Collected data:

---

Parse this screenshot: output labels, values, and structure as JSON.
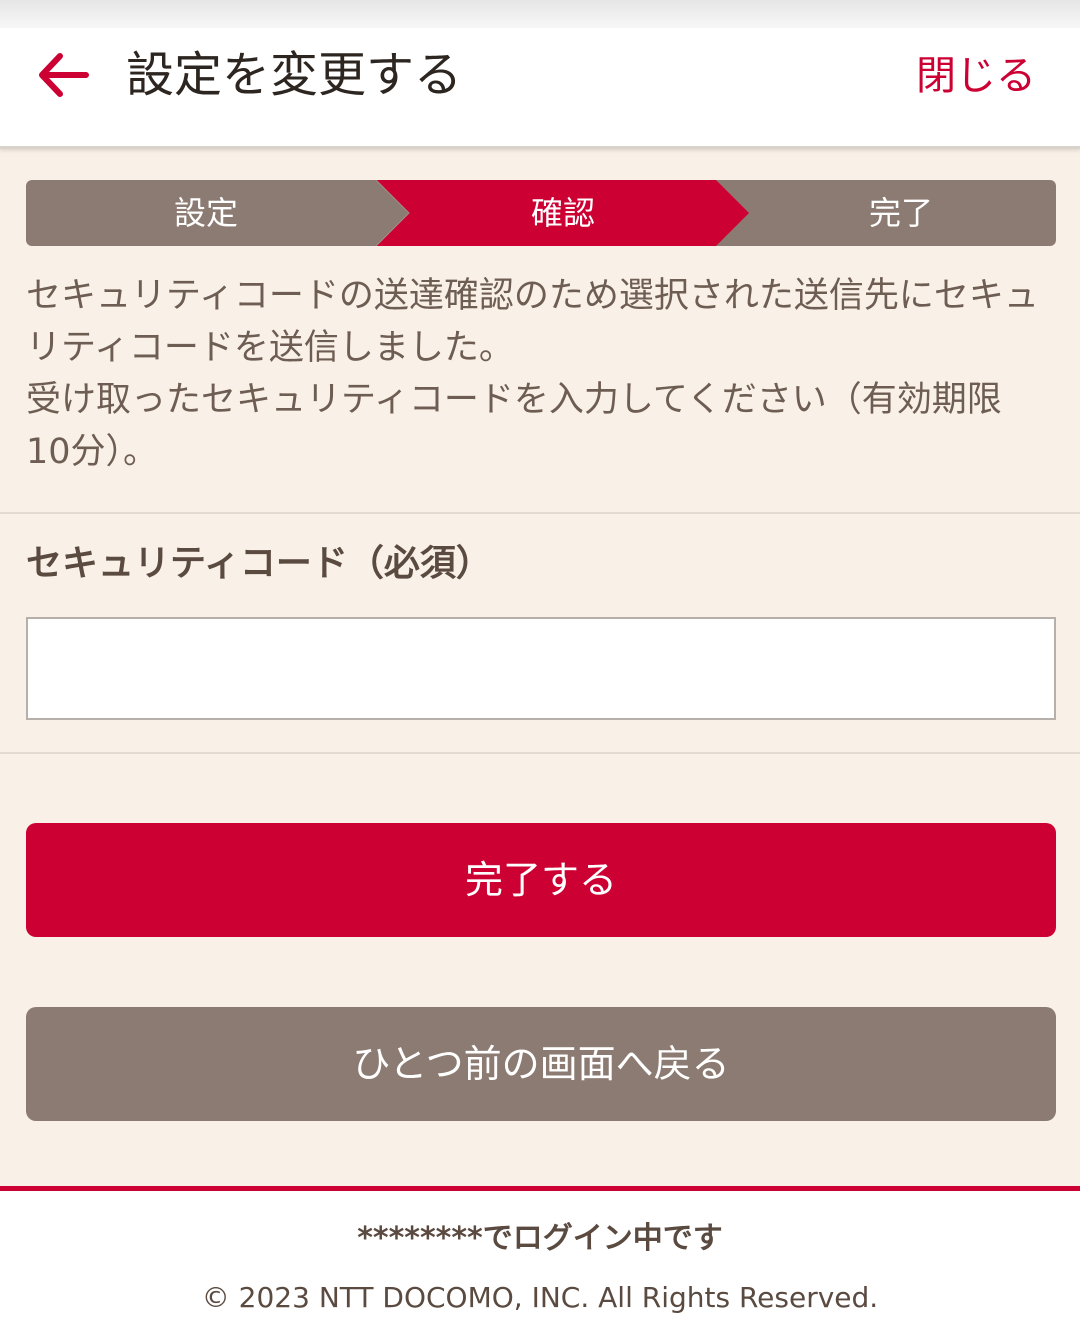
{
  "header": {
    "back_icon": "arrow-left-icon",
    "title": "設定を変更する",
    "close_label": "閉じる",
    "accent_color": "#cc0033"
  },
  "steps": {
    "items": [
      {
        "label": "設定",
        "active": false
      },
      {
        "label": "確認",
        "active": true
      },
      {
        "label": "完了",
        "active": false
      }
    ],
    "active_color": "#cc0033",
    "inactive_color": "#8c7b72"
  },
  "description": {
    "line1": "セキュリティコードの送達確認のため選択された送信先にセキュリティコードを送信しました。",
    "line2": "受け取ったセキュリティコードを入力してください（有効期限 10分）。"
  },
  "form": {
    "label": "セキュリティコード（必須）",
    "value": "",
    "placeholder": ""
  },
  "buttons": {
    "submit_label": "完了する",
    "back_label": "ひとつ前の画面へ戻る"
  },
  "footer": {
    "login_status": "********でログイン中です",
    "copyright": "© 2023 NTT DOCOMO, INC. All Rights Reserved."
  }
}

---

#### Goal of the exercise
Every line above should be repeated exactly; pictures stay out of the copy.

#### Answer for this exercise
Parse this screenshot: output labels, values, and structure as JSON.
{
  "header": {
    "back_icon": "arrow-left-icon",
    "title": "設定を変更する",
    "close_label": "閉じる",
    "accent_color": "#cc0033"
  },
  "steps": {
    "items": [
      {
        "label": "設定",
        "active": false
      },
      {
        "label": "確認",
        "active": true
      },
      {
        "label": "完了",
        "active": false
      }
    ],
    "active_color": "#cc0033",
    "inactive_color": "#8c7b72"
  },
  "description": {
    "line1": "セキュリティコードの送達確認のため選択された送信先にセキュリティコードを送信しました。",
    "line2": "受け取ったセキュリティコードを入力してください（有効期限 10分）。"
  },
  "form": {
    "label": "セキュリティコード（必須）",
    "value": "",
    "placeholder": ""
  },
  "buttons": {
    "submit_label": "完了する",
    "back_label": "ひとつ前の画面へ戻る"
  },
  "footer": {
    "login_status": "********でログイン中です",
    "copyright": "© 2023 NTT DOCOMO, INC. All Rights Reserved."
  }
}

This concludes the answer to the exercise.